WRITTEN TASK: Restate the full set of records exactly, word for word.
┌──
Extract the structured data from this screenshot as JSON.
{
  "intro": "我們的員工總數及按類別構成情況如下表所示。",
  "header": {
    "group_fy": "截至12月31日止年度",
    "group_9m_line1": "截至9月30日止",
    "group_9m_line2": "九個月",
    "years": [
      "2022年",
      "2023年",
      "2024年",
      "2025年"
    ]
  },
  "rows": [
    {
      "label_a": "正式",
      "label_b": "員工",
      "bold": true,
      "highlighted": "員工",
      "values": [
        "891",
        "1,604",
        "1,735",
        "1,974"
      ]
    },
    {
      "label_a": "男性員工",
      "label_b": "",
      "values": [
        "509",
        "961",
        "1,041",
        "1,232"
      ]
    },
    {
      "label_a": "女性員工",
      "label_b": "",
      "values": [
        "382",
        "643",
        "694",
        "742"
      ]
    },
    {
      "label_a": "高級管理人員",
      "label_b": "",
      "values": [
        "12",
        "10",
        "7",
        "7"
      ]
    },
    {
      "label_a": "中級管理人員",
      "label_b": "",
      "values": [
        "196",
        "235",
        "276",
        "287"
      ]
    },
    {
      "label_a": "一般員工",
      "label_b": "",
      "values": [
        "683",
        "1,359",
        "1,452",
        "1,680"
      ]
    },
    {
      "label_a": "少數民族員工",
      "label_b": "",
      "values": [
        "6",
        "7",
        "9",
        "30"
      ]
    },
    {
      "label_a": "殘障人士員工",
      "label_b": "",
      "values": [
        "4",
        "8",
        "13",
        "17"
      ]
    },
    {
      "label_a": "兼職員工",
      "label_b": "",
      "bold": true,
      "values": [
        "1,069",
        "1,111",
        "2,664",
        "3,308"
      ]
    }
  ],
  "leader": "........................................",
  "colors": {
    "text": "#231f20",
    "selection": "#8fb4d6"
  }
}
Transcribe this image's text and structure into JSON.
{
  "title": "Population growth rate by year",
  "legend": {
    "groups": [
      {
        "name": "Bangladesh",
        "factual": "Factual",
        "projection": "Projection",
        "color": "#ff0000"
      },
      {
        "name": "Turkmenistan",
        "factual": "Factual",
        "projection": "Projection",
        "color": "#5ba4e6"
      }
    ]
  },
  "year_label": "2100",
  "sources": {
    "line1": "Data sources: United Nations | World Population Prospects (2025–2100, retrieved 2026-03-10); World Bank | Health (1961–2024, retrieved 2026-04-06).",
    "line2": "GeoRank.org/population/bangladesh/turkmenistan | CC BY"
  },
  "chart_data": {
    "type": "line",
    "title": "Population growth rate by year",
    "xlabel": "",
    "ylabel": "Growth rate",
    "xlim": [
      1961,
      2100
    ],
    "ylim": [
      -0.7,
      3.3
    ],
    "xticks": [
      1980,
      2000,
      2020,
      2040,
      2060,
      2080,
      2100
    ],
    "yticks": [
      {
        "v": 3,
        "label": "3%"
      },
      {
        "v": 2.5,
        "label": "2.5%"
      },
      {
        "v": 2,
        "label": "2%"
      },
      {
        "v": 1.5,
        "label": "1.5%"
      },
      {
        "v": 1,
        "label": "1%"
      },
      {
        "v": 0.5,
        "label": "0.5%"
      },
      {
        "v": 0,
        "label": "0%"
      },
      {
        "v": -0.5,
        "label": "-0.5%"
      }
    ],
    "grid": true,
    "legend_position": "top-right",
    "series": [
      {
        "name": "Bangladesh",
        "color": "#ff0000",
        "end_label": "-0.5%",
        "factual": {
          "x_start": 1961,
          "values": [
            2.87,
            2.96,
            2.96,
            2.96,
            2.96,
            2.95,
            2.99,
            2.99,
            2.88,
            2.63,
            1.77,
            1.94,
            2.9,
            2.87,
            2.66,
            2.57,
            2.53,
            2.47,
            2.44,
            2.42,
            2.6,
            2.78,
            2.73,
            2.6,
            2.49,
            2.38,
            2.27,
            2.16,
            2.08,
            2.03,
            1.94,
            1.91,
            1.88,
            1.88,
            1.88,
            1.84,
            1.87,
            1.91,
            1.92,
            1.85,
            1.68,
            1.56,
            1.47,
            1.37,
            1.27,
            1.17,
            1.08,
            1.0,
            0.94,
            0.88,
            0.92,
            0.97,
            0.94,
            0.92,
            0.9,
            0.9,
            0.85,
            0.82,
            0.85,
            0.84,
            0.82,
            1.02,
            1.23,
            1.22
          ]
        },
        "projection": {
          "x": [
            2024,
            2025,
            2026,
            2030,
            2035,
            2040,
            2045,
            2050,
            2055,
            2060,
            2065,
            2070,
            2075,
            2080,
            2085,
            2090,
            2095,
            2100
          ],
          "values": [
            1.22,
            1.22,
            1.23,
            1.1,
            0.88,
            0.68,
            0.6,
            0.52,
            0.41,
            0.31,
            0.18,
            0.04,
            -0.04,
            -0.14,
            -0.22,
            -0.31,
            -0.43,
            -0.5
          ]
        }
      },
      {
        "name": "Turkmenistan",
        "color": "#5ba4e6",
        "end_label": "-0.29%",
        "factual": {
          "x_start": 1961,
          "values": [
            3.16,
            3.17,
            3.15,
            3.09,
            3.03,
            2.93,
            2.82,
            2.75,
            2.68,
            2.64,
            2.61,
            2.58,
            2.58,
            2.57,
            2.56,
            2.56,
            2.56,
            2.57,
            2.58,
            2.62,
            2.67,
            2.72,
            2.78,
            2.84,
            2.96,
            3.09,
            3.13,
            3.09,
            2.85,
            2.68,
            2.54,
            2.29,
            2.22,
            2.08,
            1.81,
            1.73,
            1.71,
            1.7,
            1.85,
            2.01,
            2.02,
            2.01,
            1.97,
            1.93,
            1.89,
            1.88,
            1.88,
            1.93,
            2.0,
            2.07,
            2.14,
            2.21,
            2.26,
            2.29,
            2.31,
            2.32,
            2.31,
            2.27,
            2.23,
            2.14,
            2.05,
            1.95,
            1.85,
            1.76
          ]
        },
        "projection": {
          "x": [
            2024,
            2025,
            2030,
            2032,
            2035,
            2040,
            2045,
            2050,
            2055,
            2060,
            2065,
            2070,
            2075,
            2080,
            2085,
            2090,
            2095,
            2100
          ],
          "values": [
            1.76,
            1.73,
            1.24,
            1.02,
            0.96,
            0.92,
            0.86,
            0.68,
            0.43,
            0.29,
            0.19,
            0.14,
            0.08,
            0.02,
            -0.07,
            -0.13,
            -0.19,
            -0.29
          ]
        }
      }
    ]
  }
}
└──
IN RESPONSE:
Extract the structured data from this screenshot as JSON.
{
  "intro": "我們的員工總數及按類別構成情況如下表所示。",
  "header": {
    "group_fy": "截至12月31日止年度",
    "group_9m_line1": "截至9月30日止",
    "group_9m_line2": "九個月",
    "years": [
      "2022年",
      "2023年",
      "2024年",
      "2025年"
    ]
  },
  "rows": [
    {
      "label_a": "正式",
      "label_b": "員工",
      "bold": true,
      "highlighted": "員工",
      "values": [
        "891",
        "1,604",
        "1,735",
        "1,974"
      ]
    },
    {
      "label_a": "男性員工",
      "label_b": "",
      "values": [
        "509",
        "961",
        "1,041",
        "1,232"
      ]
    },
    {
      "label_a": "女性員工",
      "label_b": "",
      "values": [
        "382",
        "643",
        "694",
        "742"
      ]
    },
    {
      "label_a": "高級管理人員",
      "label_b": "",
      "values": [
        "12",
        "10",
        "7",
        "7"
      ]
    },
    {
      "label_a": "中級管理人員",
      "label_b": "",
      "values": [
        "196",
        "235",
        "276",
        "287"
      ]
    },
    {
      "label_a": "一般員工",
      "label_b": "",
      "values": [
        "683",
        "1,359",
        "1,452",
        "1,680"
      ]
    },
    {
      "label_a": "少數民族員工",
      "label_b": "",
      "values": [
        "6",
        "7",
        "9",
        "30"
      ]
    },
    {
      "label_a": "殘障人士員工",
      "label_b": "",
      "values": [
        "4",
        "8",
        "13",
        "17"
      ]
    },
    {
      "label_a": "兼職員工",
      "label_b": "",
      "bold": true,
      "values": [
        "1,069",
        "1,111",
        "2,664",
        "3,308"
      ]
    }
  ],
  "leader": "........................................",
  "colors": {
    "text": "#231f20",
    "selection": "#8fb4d6"
  }
}
Transcribe this image's text and structure into JSON.
{
  "title": "Population growth rate by year",
  "legend": {
    "groups": [
      {
        "name": "Bangladesh",
        "factual": "Factual",
        "projection": "Projection",
        "color": "#ff0000"
      },
      {
        "name": "Turkmenistan",
        "factual": "Factual",
        "projection": "Projection",
        "color": "#5ba4e6"
      }
    ]
  },
  "year_label": "2100",
  "sources": {
    "line1": "Data sources: United Nations | World Population Prospects (2025–2100, retrieved 2026-03-10); World Bank | Health (1961–2024, retrieved 2026-04-06).",
    "line2": "GeoRank.org/population/bangladesh/turkmenistan | CC BY"
  },
  "chart_data": {
    "type": "line",
    "title": "Population growth rate by year",
    "xlabel": "",
    "ylabel": "Growth rate",
    "xlim": [
      1961,
      2100
    ],
    "ylim": [
      -0.7,
      3.3
    ],
    "xticks": [
      1980,
      2000,
      2020,
      2040,
      2060,
      2080,
      2100
    ],
    "yticks": [
      {
        "v": 3,
        "label": "3%"
      },
      {
        "v": 2.5,
        "label": "2.5%"
      },
      {
        "v": 2,
        "label": "2%"
      },
      {
        "v": 1.5,
        "label": "1.5%"
      },
      {
        "v": 1,
        "label": "1%"
      },
      {
        "v": 0.5,
        "label": "0.5%"
      },
      {
        "v": 0,
        "label": "0%"
      },
      {
        "v": -0.5,
        "label": "-0.5%"
      }
    ],
    "grid": true,
    "legend_position": "top-right",
    "series": [
      {
        "name": "Bangladesh",
        "color": "#ff0000",
        "end_label": "-0.5%",
        "factual": {
          "x_start": 1961,
          "values": [
            2.87,
            2.96,
            2.96,
            2.96,
            2.96,
            2.95,
            2.99,
            2.99,
            2.88,
            2.63,
            1.77,
            1.94,
            2.9,
            2.87,
            2.66,
            2.57,
            2.53,
            2.47,
            2.44,
            2.42,
            2.6,
            2.78,
            2.73,
            2.6,
            2.49,
            2.38,
            2.27,
            2.16,
            2.08,
            2.03,
            1.94,
            1.91,
            1.88,
            1.88,
            1.88,
            1.84,
            1.87,
            1.91,
            1.92,
            1.85,
            1.68,
            1.56,
            1.47,
            1.37,
            1.27,
            1.17,
            1.08,
            1.0,
            0.94,
            0.88,
            0.92,
            0.97,
            0.94,
            0.92,
            0.9,
            0.9,
            0.85,
            0.82,
            0.85,
            0.84,
            0.82,
            1.02,
            1.23,
            1.22
          ]
        },
        "projection": {
          "x": [
            2024,
            2025,
            2026,
            2030,
            2035,
            2040,
            2045,
            2050,
            2055,
            2060,
            2065,
            2070,
            2075,
            2080,
            2085,
            2090,
            2095,
            2100
          ],
          "values": [
            1.22,
            1.22,
            1.23,
            1.1,
            0.88,
            0.68,
            0.6,
            0.52,
            0.41,
            0.31,
            0.18,
            0.04,
            -0.04,
            -0.14,
            -0.22,
            -0.31,
            -0.43,
            -0.5
          ]
        }
      },
      {
        "name": "Turkmenistan",
        "color": "#5ba4e6",
        "end_label": "-0.29%",
        "factual": {
          "x_start": 1961,
          "values": [
            3.16,
            3.17,
            3.15,
            3.09,
            3.03,
            2.93,
            2.82,
            2.75,
            2.68,
            2.64,
            2.61,
            2.58,
            2.58,
            2.57,
            2.56,
            2.56,
            2.56,
            2.57,
            2.58,
            2.62,
            2.67,
            2.72,
            2.78,
            2.84,
            2.96,
            3.09,
            3.13,
            3.09,
            2.85,
            2.68,
            2.54,
            2.29,
            2.22,
            2.08,
            1.81,
            1.73,
            1.71,
            1.7,
            1.85,
            2.01,
            2.02,
            2.01,
            1.97,
            1.93,
            1.89,
            1.88,
            1.88,
            1.93,
            2.0,
            2.07,
            2.14,
            2.21,
            2.26,
            2.29,
            2.31,
            2.32,
            2.31,
            2.27,
            2.23,
            2.14,
            2.05,
            1.95,
            1.85,
            1.76
          ]
        },
        "projection": {
          "x": [
            2024,
            2025,
            2030,
            2032,
            2035,
            2040,
            2045,
            2050,
            2055,
            2060,
            2065,
            2070,
            2075,
            2080,
            2085,
            2090,
            2095,
            2100
          ],
          "values": [
            1.76,
            1.73,
            1.24,
            1.02,
            0.96,
            0.92,
            0.86,
            0.68,
            0.43,
            0.29,
            0.19,
            0.14,
            0.08,
            0.02,
            -0.07,
            -0.13,
            -0.19,
            -0.29
          ]
        }
      }
    ]
  }
}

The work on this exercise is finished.